■ **Problem to work on**
In your copy, reproduce the entries exactly as they are, minus the images.

■ **Stored data entries**

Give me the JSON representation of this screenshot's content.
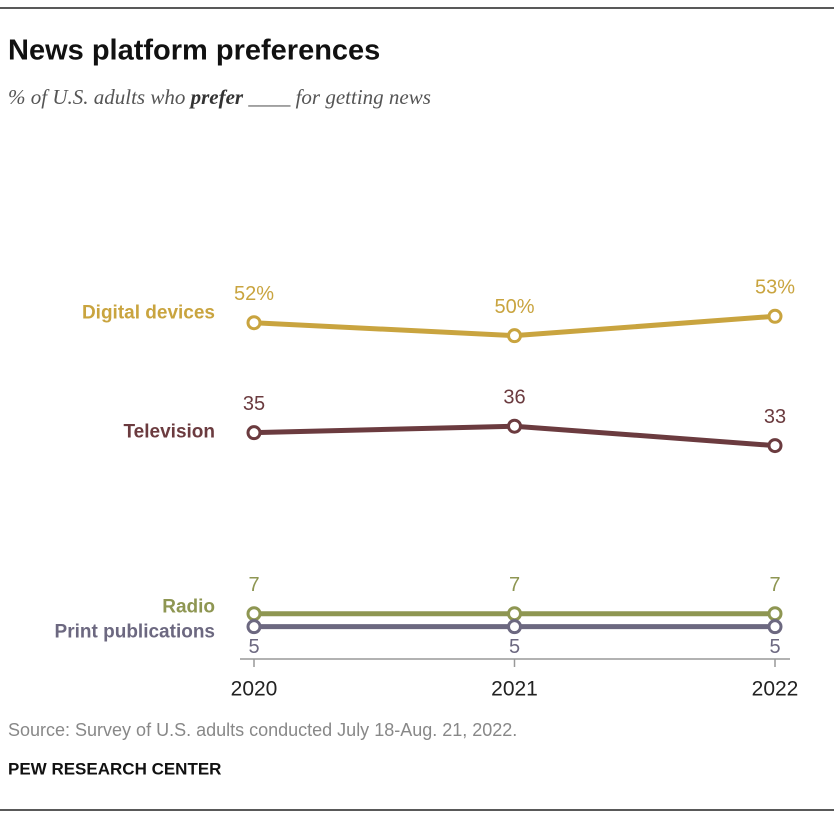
{
  "chart_data": {
    "type": "line",
    "title": "News platform preferences",
    "subtitle": [
      "% of U.S. adults who ",
      "prefer",
      " ____ for getting news"
    ],
    "categories": [
      "2020",
      "2021",
      "2022"
    ],
    "ylim": [
      0,
      60
    ],
    "series": [
      {
        "name": "Digital devices",
        "color": "#c9a43f",
        "values": [
          52,
          50,
          53
        ],
        "value_labels": [
          "52%",
          "50%",
          "53%"
        ],
        "label_position": "above"
      },
      {
        "name": "Television",
        "color": "#6b3b3f",
        "values": [
          35,
          36,
          33
        ],
        "label_position": "above"
      },
      {
        "name": "Radio",
        "color": "#8e9652",
        "values": [
          7,
          7,
          7
        ],
        "label_position": "above"
      },
      {
        "name": "Print publications",
        "color": "#6c6880",
        "values": [
          5,
          5,
          5
        ],
        "label_position": "below"
      }
    ],
    "source": "Source: Survey of U.S. adults conducted July 18-Aug. 21, 2022.",
    "credit": "PEW RESEARCH CENTER"
  }
}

■ **Exercise output**
Give me the JSON representation of this screenshot's content.
{
  "chart_data": {
    "type": "line",
    "title": "News platform preferences",
    "subtitle": [
      "% of U.S. adults who ",
      "prefer",
      " ____ for getting news"
    ],
    "categories": [
      "2020",
      "2021",
      "2022"
    ],
    "ylim": [
      0,
      60
    ],
    "series": [
      {
        "name": "Digital devices",
        "color": "#c9a43f",
        "values": [
          52,
          50,
          53
        ],
        "value_labels": [
          "52%",
          "50%",
          "53%"
        ],
        "label_position": "above"
      },
      {
        "name": "Television",
        "color": "#6b3b3f",
        "values": [
          35,
          36,
          33
        ],
        "label_position": "above"
      },
      {
        "name": "Radio",
        "color": "#8e9652",
        "values": [
          7,
          7,
          7
        ],
        "label_position": "above"
      },
      {
        "name": "Print publications",
        "color": "#6c6880",
        "values": [
          5,
          5,
          5
        ],
        "label_position": "below"
      }
    ],
    "source": "Source: Survey of U.S. adults conducted July 18-Aug. 21, 2022.",
    "credit": "PEW RESEARCH CENTER"
  }
}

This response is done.